++++ Given entries ++++

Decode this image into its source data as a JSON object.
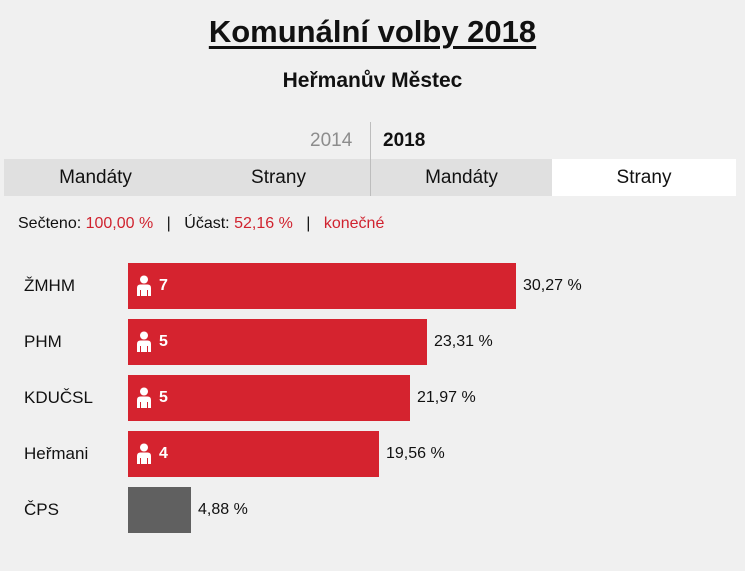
{
  "header": {
    "title": "Komunální volby 2018",
    "subtitle": "Heřmanův Městec"
  },
  "years": {
    "prev": "2014",
    "current": "2018"
  },
  "tabs": [
    {
      "label": "Mandáty",
      "year": "2014"
    },
    {
      "label": "Strany",
      "year": "2014"
    },
    {
      "label": "Mandáty",
      "year": "2018"
    },
    {
      "label": "Strany",
      "year": "2018",
      "active": true
    }
  ],
  "status": {
    "counted_label": "Sečteno:",
    "counted_value": "100,00 %",
    "turnout_label": "Účast:",
    "turnout_value": "52,16 %",
    "final": "konečné",
    "separator": "|"
  },
  "colors": {
    "accent": "#d5232f",
    "no_seat": "#606060",
    "text_red": "#d0232f"
  },
  "chart_data": {
    "type": "bar",
    "orientation": "horizontal",
    "categories": [
      "ŽMHM",
      "PHM",
      "KDUČSL",
      "Heřmani",
      "ČPS"
    ],
    "values": [
      30.27,
      23.31,
      21.97,
      19.56,
      4.88
    ],
    "value_labels": [
      "30,27 %",
      "23,31 %",
      "21,97 %",
      "19,56 %",
      "4,88 %"
    ],
    "seats": [
      7,
      5,
      5,
      4,
      null
    ],
    "seat_icon": "person-icon"
  }
}
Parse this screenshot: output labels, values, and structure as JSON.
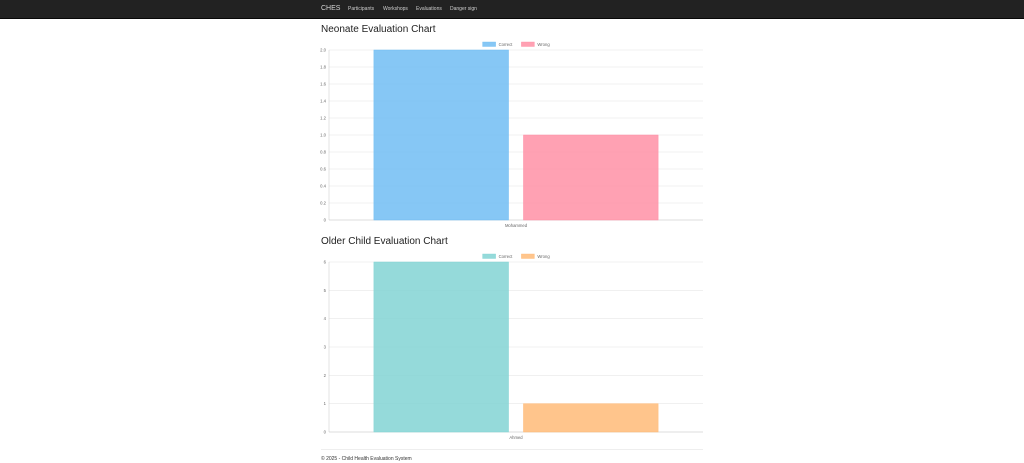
{
  "navbar": {
    "brand": "CHES",
    "items": [
      {
        "label": "Participants"
      },
      {
        "label": "Workshops"
      },
      {
        "label": "Evaluations"
      },
      {
        "label": "Danger sign"
      }
    ]
  },
  "charts": [
    {
      "heading": "Neonate Evaluation Chart"
    },
    {
      "heading": "Older Child Evaluation Chart"
    }
  ],
  "chart_data": [
    {
      "type": "bar",
      "categories": [
        "Mohammed"
      ],
      "series": [
        {
          "name": "Correct",
          "values": [
            2
          ],
          "color": "#71bdf3"
        },
        {
          "name": "Wrong",
          "values": [
            1
          ],
          "color": "#ff90a6"
        }
      ],
      "ylim": [
        0,
        2
      ],
      "yticks": [
        "0",
        "0.2",
        "0.4",
        "0.6",
        "0.8",
        "1.0",
        "1.2",
        "1.4",
        "1.6",
        "1.8",
        "2.0"
      ],
      "legend": "top-center",
      "grid": true
    },
    {
      "type": "bar",
      "categories": [
        "Ahmed"
      ],
      "series": [
        {
          "name": "Correct",
          "values": [
            6
          ],
          "color": "#83d4d4"
        },
        {
          "name": "Wrong",
          "values": [
            1
          ],
          "color": "#ffbb78"
        }
      ],
      "ylim": [
        0,
        6
      ],
      "yticks": [
        "0",
        "1",
        "2",
        "3",
        "4",
        "5",
        "6"
      ],
      "legend": "top-center",
      "grid": true
    }
  ],
  "footer": {
    "text": "© 2025 - Child Health Evaluation System"
  }
}
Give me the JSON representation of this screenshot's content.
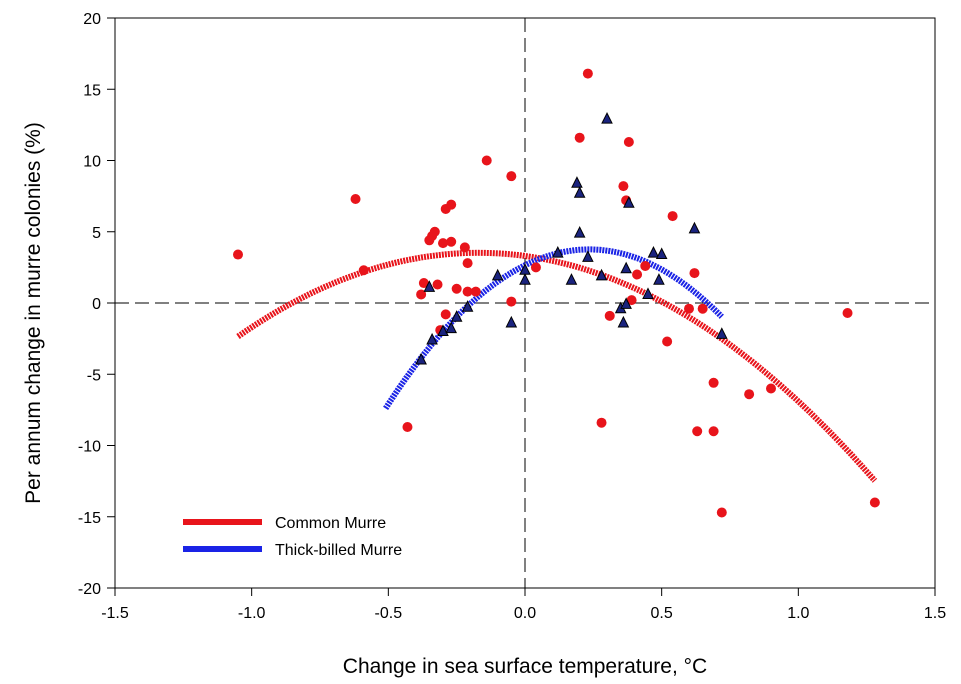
{
  "chart_data": {
    "type": "scatter",
    "xlabel": "Change in sea surface temperature, °C",
    "ylabel": "Per annum change in murre colonies (%)",
    "xlim": [
      -1.5,
      1.5
    ],
    "ylim": [
      -20,
      20
    ],
    "xticks": [
      -1.5,
      -1.0,
      -0.5,
      0.0,
      0.5,
      1.0,
      1.5
    ],
    "xtick_labels": [
      "-1.5",
      "-1.0",
      "-0.5",
      "0.0",
      "0.5",
      "1.0",
      "1.5"
    ],
    "yticks": [
      -20,
      -15,
      -10,
      -5,
      0,
      5,
      10,
      15,
      20
    ],
    "ytick_labels": [
      "-20",
      "-15",
      "-10",
      "-5",
      "0",
      "5",
      "10",
      "15",
      "20"
    ],
    "grid": false,
    "reference_lines": {
      "x": 0,
      "y": 0,
      "style": "dashed"
    },
    "legend": {
      "position": "bottom-left",
      "entries": [
        {
          "label": "Common Murre",
          "color": "#e8141b"
        },
        {
          "label": "Thick-billed Murre",
          "color": "#1a23e6"
        }
      ]
    },
    "series": [
      {
        "name": "Common Murre",
        "color": "#e8141b",
        "marker": "circle",
        "points": [
          [
            -1.05,
            3.4
          ],
          [
            -0.62,
            7.3
          ],
          [
            -0.59,
            2.3
          ],
          [
            -0.43,
            -8.7
          ],
          [
            -0.38,
            0.6
          ],
          [
            -0.37,
            1.4
          ],
          [
            -0.35,
            4.4
          ],
          [
            -0.34,
            4.7
          ],
          [
            -0.33,
            5.0
          ],
          [
            -0.32,
            1.3
          ],
          [
            -0.31,
            -1.9
          ],
          [
            -0.3,
            4.2
          ],
          [
            -0.29,
            -0.8
          ],
          [
            -0.29,
            6.6
          ],
          [
            -0.27,
            4.3
          ],
          [
            -0.27,
            6.9
          ],
          [
            -0.25,
            1.0
          ],
          [
            -0.22,
            3.9
          ],
          [
            -0.21,
            2.8
          ],
          [
            -0.21,
            0.8
          ],
          [
            -0.18,
            0.8
          ],
          [
            -0.14,
            10.0
          ],
          [
            -0.05,
            8.9
          ],
          [
            -0.05,
            0.1
          ],
          [
            0.04,
            2.5
          ],
          [
            0.2,
            11.6
          ],
          [
            0.23,
            16.1
          ],
          [
            0.28,
            -8.4
          ],
          [
            0.31,
            -0.9
          ],
          [
            0.36,
            8.2
          ],
          [
            0.37,
            7.2
          ],
          [
            0.38,
            11.3
          ],
          [
            0.39,
            0.2
          ],
          [
            0.41,
            2.0
          ],
          [
            0.44,
            2.6
          ],
          [
            0.52,
            -2.7
          ],
          [
            0.54,
            6.1
          ],
          [
            0.6,
            -0.4
          ],
          [
            0.62,
            2.1
          ],
          [
            0.63,
            -9.0
          ],
          [
            0.65,
            -0.4
          ],
          [
            0.69,
            -5.6
          ],
          [
            0.69,
            -9.0
          ],
          [
            0.72,
            -14.7
          ],
          [
            0.82,
            -6.4
          ],
          [
            0.9,
            -6.0
          ],
          [
            1.18,
            -0.7
          ],
          [
            1.28,
            -14.0
          ]
        ],
        "fit": {
          "type": "quadratic",
          "x_range": [
            -1.05,
            1.28
          ],
          "coefficients": [
            3.3,
            -2.6,
            -7.6
          ]
        }
      },
      {
        "name": "Thick-billed Murre",
        "color": "#1a23e6",
        "marker": "triangle",
        "points": [
          [
            -0.38,
            -4.0
          ],
          [
            -0.35,
            1.1
          ],
          [
            -0.34,
            -2.6
          ],
          [
            -0.3,
            -2.0
          ],
          [
            -0.27,
            -1.8
          ],
          [
            -0.25,
            -1.0
          ],
          [
            -0.21,
            -0.3
          ],
          [
            -0.1,
            1.9
          ],
          [
            -0.05,
            -1.4
          ],
          [
            0.0,
            1.6
          ],
          [
            0.0,
            2.3
          ],
          [
            0.12,
            3.5
          ],
          [
            0.17,
            1.6
          ],
          [
            0.19,
            8.4
          ],
          [
            0.2,
            7.7
          ],
          [
            0.2,
            4.9
          ],
          [
            0.23,
            3.2
          ],
          [
            0.28,
            1.9
          ],
          [
            0.3,
            12.9
          ],
          [
            0.35,
            -0.4
          ],
          [
            0.36,
            -1.4
          ],
          [
            0.37,
            -0.1
          ],
          [
            0.37,
            2.4
          ],
          [
            0.38,
            7.0
          ],
          [
            0.45,
            0.6
          ],
          [
            0.47,
            3.5
          ],
          [
            0.49,
            1.6
          ],
          [
            0.5,
            3.4
          ],
          [
            0.62,
            5.2
          ],
          [
            0.72,
            -2.2
          ]
        ],
        "fit": {
          "type": "quadratic",
          "x_range": [
            -0.51,
            0.72
          ],
          "coefficients": [
            2.65,
            9.45,
            -20.1
          ]
        }
      }
    ]
  }
}
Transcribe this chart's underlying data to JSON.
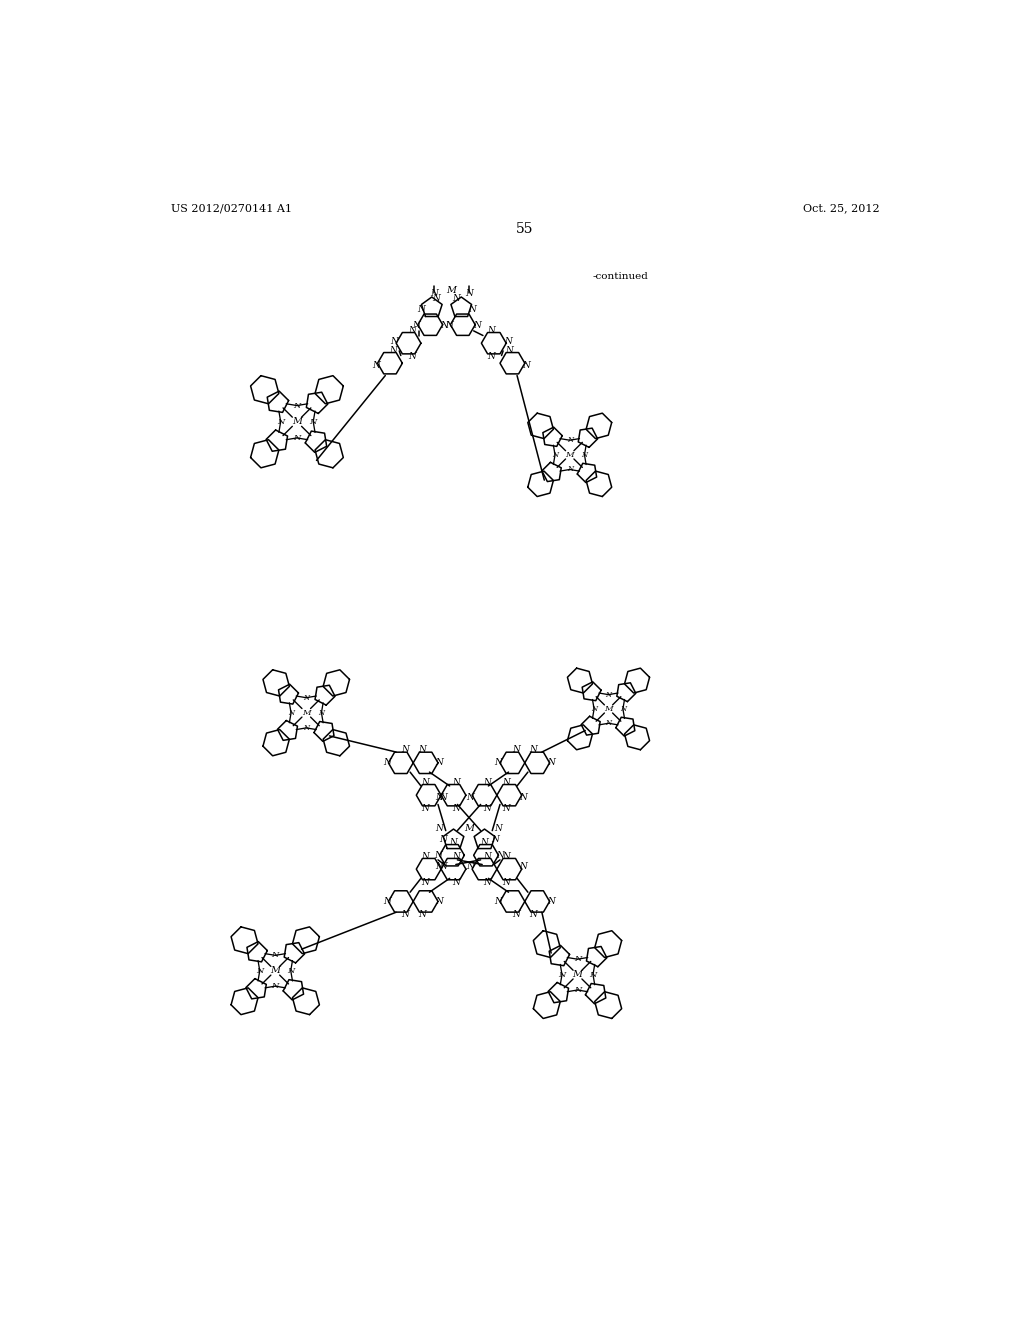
{
  "background_color": "#ffffff",
  "page_width": 10.24,
  "page_height": 13.2,
  "header_left": "US 2012/0270141 A1",
  "header_right": "Oct. 25, 2012",
  "page_number": "55",
  "continued_text": "-continued",
  "figure_dpi": 100
}
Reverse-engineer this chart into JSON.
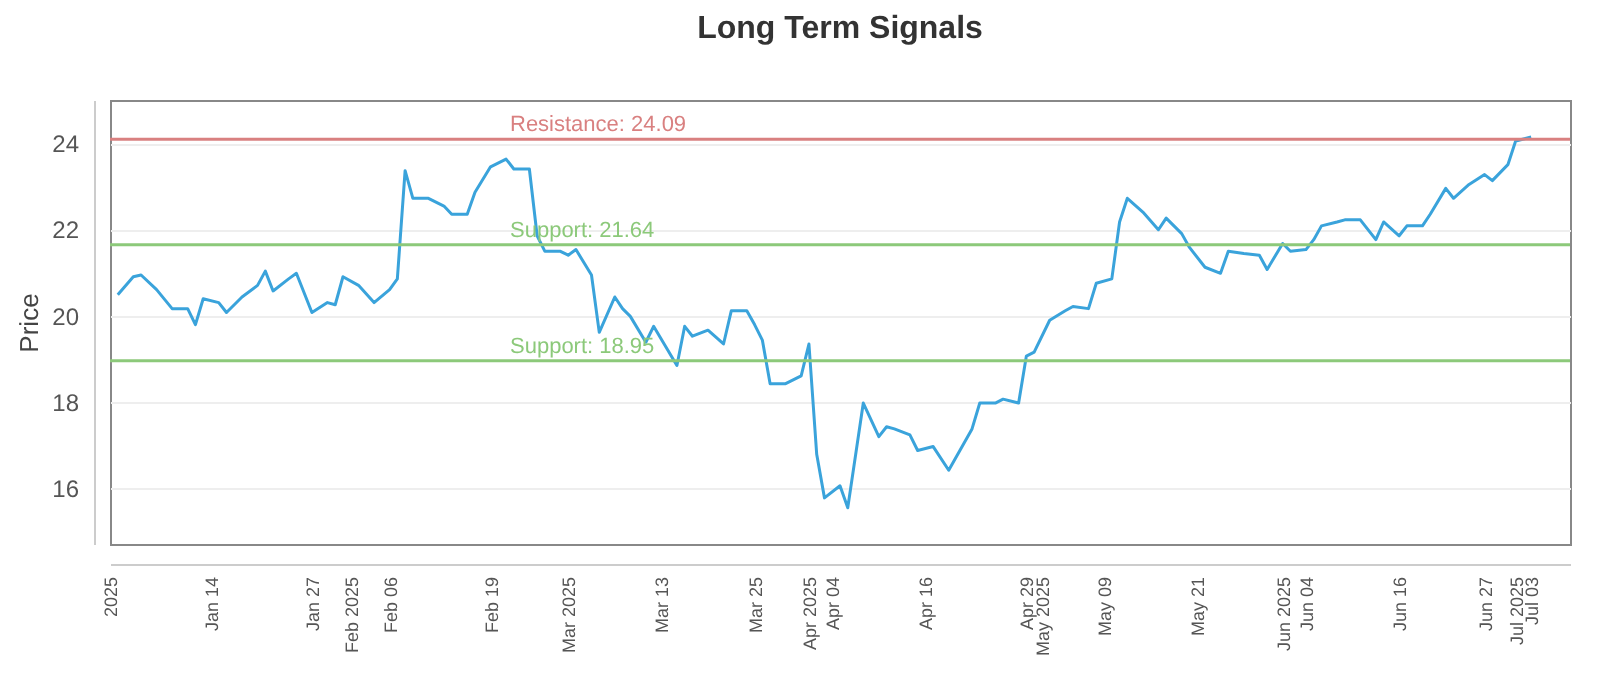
{
  "chart_data": {
    "type": "line",
    "title": "Long Term Signals",
    "ylabel": "Price",
    "x": [
      "2025-01-02",
      "2025-01-04",
      "2025-01-05",
      "2025-01-07",
      "2025-01-09",
      "2025-01-11",
      "2025-01-12",
      "2025-01-13",
      "2025-01-15",
      "2025-01-16",
      "2025-01-18",
      "2025-01-20",
      "2025-01-21",
      "2025-01-22",
      "2025-01-24",
      "2025-01-25",
      "2025-01-27",
      "2025-01-29",
      "2025-01-30",
      "2025-01-31",
      "2025-02-02",
      "2025-02-04",
      "2025-02-06",
      "2025-02-07",
      "2025-02-08",
      "2025-02-09",
      "2025-02-11",
      "2025-02-13",
      "2025-02-14",
      "2025-02-16",
      "2025-02-17",
      "2025-02-19",
      "2025-02-21",
      "2025-02-22",
      "2025-02-24",
      "2025-02-25",
      "2025-02-26",
      "2025-02-28",
      "2025-03-01",
      "2025-03-02",
      "2025-03-04",
      "2025-03-05",
      "2025-03-07",
      "2025-03-08",
      "2025-03-09",
      "2025-03-11",
      "2025-03-12",
      "2025-03-15",
      "2025-03-16",
      "2025-03-17",
      "2025-03-19",
      "2025-03-21",
      "2025-03-22",
      "2025-03-24",
      "2025-03-25",
      "2025-03-26",
      "2025-03-27",
      "2025-03-29",
      "2025-03-31",
      "2025-04-01",
      "2025-04-02",
      "2025-04-03",
      "2025-04-05",
      "2025-04-06",
      "2025-04-08",
      "2025-04-10",
      "2025-04-11",
      "2025-04-12",
      "2025-04-14",
      "2025-04-15",
      "2025-04-17",
      "2025-04-19",
      "2025-04-22",
      "2025-04-23",
      "2025-04-25",
      "2025-04-26",
      "2025-04-28",
      "2025-04-29",
      "2025-04-30",
      "2025-05-02",
      "2025-05-04",
      "2025-05-05",
      "2025-05-07",
      "2025-05-08",
      "2025-05-10",
      "2025-05-11",
      "2025-05-12",
      "2025-05-14",
      "2025-05-16",
      "2025-05-17",
      "2025-05-19",
      "2025-05-20",
      "2025-05-22",
      "2025-05-24",
      "2025-05-25",
      "2025-05-27",
      "2025-05-29",
      "2025-05-30",
      "2025-06-01",
      "2025-06-02",
      "2025-06-04",
      "2025-06-05",
      "2025-06-06",
      "2025-06-08",
      "2025-06-09",
      "2025-06-11",
      "2025-06-13",
      "2025-06-14",
      "2025-06-16",
      "2025-06-17",
      "2025-06-19",
      "2025-06-20",
      "2025-06-22",
      "2025-06-23",
      "2025-06-25",
      "2025-06-27",
      "2025-06-28",
      "2025-06-30",
      "2025-07-01",
      "2025-07-03"
    ],
    "series": [
      {
        "color": "#3aa3db",
        "values": [
          20.48,
          20.9,
          20.94,
          20.6,
          20.16,
          20.16,
          19.79,
          20.39,
          20.3,
          20.07,
          20.43,
          20.7,
          21.03,
          20.57,
          20.85,
          20.98,
          20.07,
          20.3,
          20.25,
          20.9,
          20.7,
          20.3,
          20.6,
          20.85,
          23.36,
          22.72,
          22.72,
          22.54,
          22.35,
          22.35,
          22.86,
          23.45,
          23.63,
          23.4,
          23.4,
          21.85,
          21.49,
          21.49,
          21.4,
          21.53,
          20.94,
          19.61,
          20.43,
          20.16,
          19.98,
          19.38,
          19.75,
          18.84,
          19.75,
          19.52,
          19.66,
          19.34,
          20.11,
          20.11,
          19.79,
          19.43,
          18.42,
          18.42,
          18.6,
          19.34,
          16.78,
          15.77,
          16.05,
          15.54,
          17.97,
          17.19,
          17.42,
          17.37,
          17.23,
          16.87,
          16.96,
          16.41,
          17.37,
          17.97,
          17.97,
          18.06,
          17.97,
          19.06,
          19.15,
          19.89,
          20.11,
          20.21,
          20.16,
          20.75,
          20.85,
          22.17,
          22.72,
          22.4,
          21.99,
          22.26,
          21.9,
          21.58,
          21.12,
          20.98,
          21.49,
          21.44,
          21.4,
          21.07,
          21.67,
          21.49,
          21.53,
          21.76,
          22.08,
          22.17,
          22.22,
          22.22,
          21.76,
          22.17,
          21.85,
          22.08,
          22.08,
          22.35,
          22.95,
          22.72,
          23.04,
          23.27,
          23.13,
          23.5,
          24.05,
          24.14
        ]
      }
    ],
    "xlim": [
      "2025-01-01",
      "2025-07-08"
    ],
    "xticks": [
      {
        "value": "2025-01-01",
        "label": "2025"
      },
      {
        "value": "2025-01-14",
        "label": "Jan 14"
      },
      {
        "value": "2025-01-27",
        "label": "Jan 27"
      },
      {
        "value": "2025-02-01",
        "label": "Feb 2025"
      },
      {
        "value": "2025-02-06",
        "label": "Feb 06"
      },
      {
        "value": "2025-02-19",
        "label": "Feb 19"
      },
      {
        "value": "2025-03-01",
        "label": "Mar 2025"
      },
      {
        "value": "2025-03-13",
        "label": "Mar 13"
      },
      {
        "value": "2025-03-25",
        "label": "Mar 25"
      },
      {
        "value": "2025-04-01",
        "label": "Apr 2025"
      },
      {
        "value": "2025-04-04",
        "label": "Apr 04"
      },
      {
        "value": "2025-04-16",
        "label": "Apr 16"
      },
      {
        "value": "2025-04-29",
        "label": "Apr 29"
      },
      {
        "value": "2025-05-01",
        "label": "May 2025"
      },
      {
        "value": "2025-05-09",
        "label": "May 09"
      },
      {
        "value": "2025-05-21",
        "label": "May 21"
      },
      {
        "value": "2025-06-01",
        "label": "Jun 2025"
      },
      {
        "value": "2025-06-04",
        "label": "Jun 04"
      },
      {
        "value": "2025-06-16",
        "label": "Jun 16"
      },
      {
        "value": "2025-06-27",
        "label": "Jun 27"
      },
      {
        "value": "2025-07-01",
        "label": "Jul 2025"
      },
      {
        "value": "2025-07-03",
        "label": "Jul 03"
      }
    ],
    "ylim": [
      14.7,
      25
    ],
    "yticks": [
      16,
      18,
      20,
      22,
      24
    ],
    "grid": "y",
    "ref_lines": [
      {
        "axis": "y",
        "value": 24.09,
        "label": "Resistance: 24.09",
        "color": "#d98080"
      },
      {
        "axis": "y",
        "value": 21.64,
        "label": "Support: 21.64",
        "color": "#8cc97a"
      },
      {
        "axis": "y",
        "value": 18.95,
        "label": "Support: 18.95",
        "color": "#8cc97a"
      }
    ]
  }
}
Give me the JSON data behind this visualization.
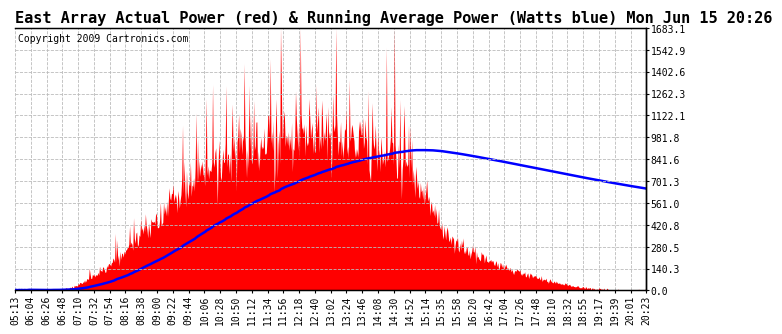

++++

**What needs to be done:**
Look through the entries and find each line that has the string "Thick". Copy those lines.

**Solution to this task:**
          "label": "Thick-billed Murre",
        "name": "Thick-billed Murre",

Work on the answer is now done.